• _Instructions for the task_: Give every line below again, exactly.

[Stored data]
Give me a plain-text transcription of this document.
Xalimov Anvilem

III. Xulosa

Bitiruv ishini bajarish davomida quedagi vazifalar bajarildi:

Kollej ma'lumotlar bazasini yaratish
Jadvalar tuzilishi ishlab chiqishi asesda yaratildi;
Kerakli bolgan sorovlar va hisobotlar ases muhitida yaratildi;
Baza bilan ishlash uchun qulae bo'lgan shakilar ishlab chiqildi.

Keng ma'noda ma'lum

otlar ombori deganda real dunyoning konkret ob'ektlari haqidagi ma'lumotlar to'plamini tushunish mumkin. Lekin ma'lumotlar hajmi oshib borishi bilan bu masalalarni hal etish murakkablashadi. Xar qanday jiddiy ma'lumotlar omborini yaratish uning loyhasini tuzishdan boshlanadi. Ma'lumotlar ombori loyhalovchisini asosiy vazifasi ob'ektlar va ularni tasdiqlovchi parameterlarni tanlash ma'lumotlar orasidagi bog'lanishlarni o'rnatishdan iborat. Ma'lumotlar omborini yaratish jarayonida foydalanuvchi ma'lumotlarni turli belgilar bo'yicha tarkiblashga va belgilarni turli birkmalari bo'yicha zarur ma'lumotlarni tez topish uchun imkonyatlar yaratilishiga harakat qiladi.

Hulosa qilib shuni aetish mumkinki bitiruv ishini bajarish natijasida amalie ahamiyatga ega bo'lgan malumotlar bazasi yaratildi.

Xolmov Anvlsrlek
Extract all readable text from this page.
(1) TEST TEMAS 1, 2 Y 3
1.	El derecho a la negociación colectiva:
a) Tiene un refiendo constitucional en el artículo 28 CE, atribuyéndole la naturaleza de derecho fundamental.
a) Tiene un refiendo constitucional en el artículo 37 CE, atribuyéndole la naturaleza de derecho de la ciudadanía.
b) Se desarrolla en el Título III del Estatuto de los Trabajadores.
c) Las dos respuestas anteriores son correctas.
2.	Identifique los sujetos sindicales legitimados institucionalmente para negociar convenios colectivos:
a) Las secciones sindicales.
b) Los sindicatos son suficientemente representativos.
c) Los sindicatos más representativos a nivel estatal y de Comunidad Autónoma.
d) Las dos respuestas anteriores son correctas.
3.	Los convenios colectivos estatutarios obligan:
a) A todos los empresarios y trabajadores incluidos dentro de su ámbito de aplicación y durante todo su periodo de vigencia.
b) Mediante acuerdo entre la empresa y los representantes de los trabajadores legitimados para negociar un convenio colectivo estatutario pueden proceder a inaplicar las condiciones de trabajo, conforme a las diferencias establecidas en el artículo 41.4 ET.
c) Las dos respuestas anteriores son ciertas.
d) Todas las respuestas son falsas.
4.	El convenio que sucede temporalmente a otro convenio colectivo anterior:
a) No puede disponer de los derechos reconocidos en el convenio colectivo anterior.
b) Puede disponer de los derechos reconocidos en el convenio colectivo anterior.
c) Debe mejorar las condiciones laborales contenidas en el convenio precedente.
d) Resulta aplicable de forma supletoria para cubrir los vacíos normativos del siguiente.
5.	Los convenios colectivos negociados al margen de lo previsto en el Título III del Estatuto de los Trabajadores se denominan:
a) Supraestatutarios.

• _Final answer_:
Give me a plain-text transcription of this document.
Xalimov Anvilem

III. Xulosa

Bitiruv ishini bajarish davomida quedagi vazifalar bajarildi:

Kollej ma'lumotlar bazasini yaratish
Jadvalar tuzilishi ishlab chiqishi asesda yaratildi;
Kerakli bolgan sorovlar va hisobotlar ases muhitida yaratildi;
Baza bilan ishlash uchun qulae bo'lgan shakilar ishlab chiqildi.

Keng ma'noda ma'lum

otlar ombori deganda real dunyoning konkret ob'ektlari haqidagi ma'lumotlar to'plamini tushunish mumkin. Lekin ma'lumotlar hajmi oshib borishi bilan bu masalalarni hal etish murakkablashadi. Xar qanday jiddiy ma'lumotlar omborini yaratish uning loyhasini tuzishdan boshlanadi. Ma'lumotlar ombori loyhalovchisini asosiy vazifasi ob'ektlar va ularni tasdiqlovchi parameterlarni tanlash ma'lumotlar orasidagi bog'lanishlarni o'rnatishdan iborat. Ma'lumotlar omborini yaratish jarayonida foydalanuvchi ma'lumotlarni turli belgilar bo'yicha tarkiblashga va belgilarni turli birkmalari bo'yicha zarur ma'lumotlarni tez topish uchun imkonyatlar yaratilishiga harakat qiladi.

Hulosa qilib shuni aetish mumkinki bitiruv ishini bajarish natijasida amalie ahamiyatga ega bo'lgan malumotlar bazasi yaratildi.

Xolmov Anvlsrlek
Extract all readable text from this page.
(1) TEST TEMAS 1, 2 Y 3
1.	El derecho a la negociación colectiva:
a) Tiene un refiendo constitucional en el artículo 28 CE, atribuyéndole la naturaleza de derecho fundamental.
a) Tiene un refiendo constitucional en el artículo 37 CE, atribuyéndole la naturaleza de derecho de la ciudadanía.
b) Se desarrolla en el Título III del Estatuto de los Trabajadores.
c) Las dos respuestas anteriores son correctas.
2.	Identifique los sujetos sindicales legitimados institucionalmente para negociar convenios colectivos:
a) Las secciones sindicales.
b) Los sindicatos son suficientemente representativos.
c) Los sindicatos más representativos a nivel estatal y de Comunidad Autónoma.
d) Las dos respuestas anteriores son correctas.
3.	Los convenios colectivos estatutarios obligan:
a) A todos los empresarios y trabajadores incluidos dentro de su ámbito de aplicación y durante todo su periodo de vigencia.
b) Mediante acuerdo entre la empresa y los representantes de los trabajadores legitimados para negociar un convenio colectivo estatutario pueden proceder a inaplicar las condiciones de trabajo, conforme a las diferencias establecidas en el artículo 41.4 ET.
c) Las dos respuestas anteriores son ciertas.
d) Todas las respuestas son falsas.
4.	El convenio que sucede temporalmente a otro convenio colectivo anterior:
a) No puede disponer de los derechos reconocidos en el convenio colectivo anterior.
b) Puede disponer de los derechos reconocidos en el convenio colectivo anterior.
c) Debe mejorar las condiciones laborales contenidas en el convenio precedente.
d) Resulta aplicable de forma supletoria para cubrir los vacíos normativos del siguiente.
5.	Los convenios colectivos negociados al margen de lo previsto en el Título III del Estatuto de los Trabajadores se denominan:
a) Supraestatutarios.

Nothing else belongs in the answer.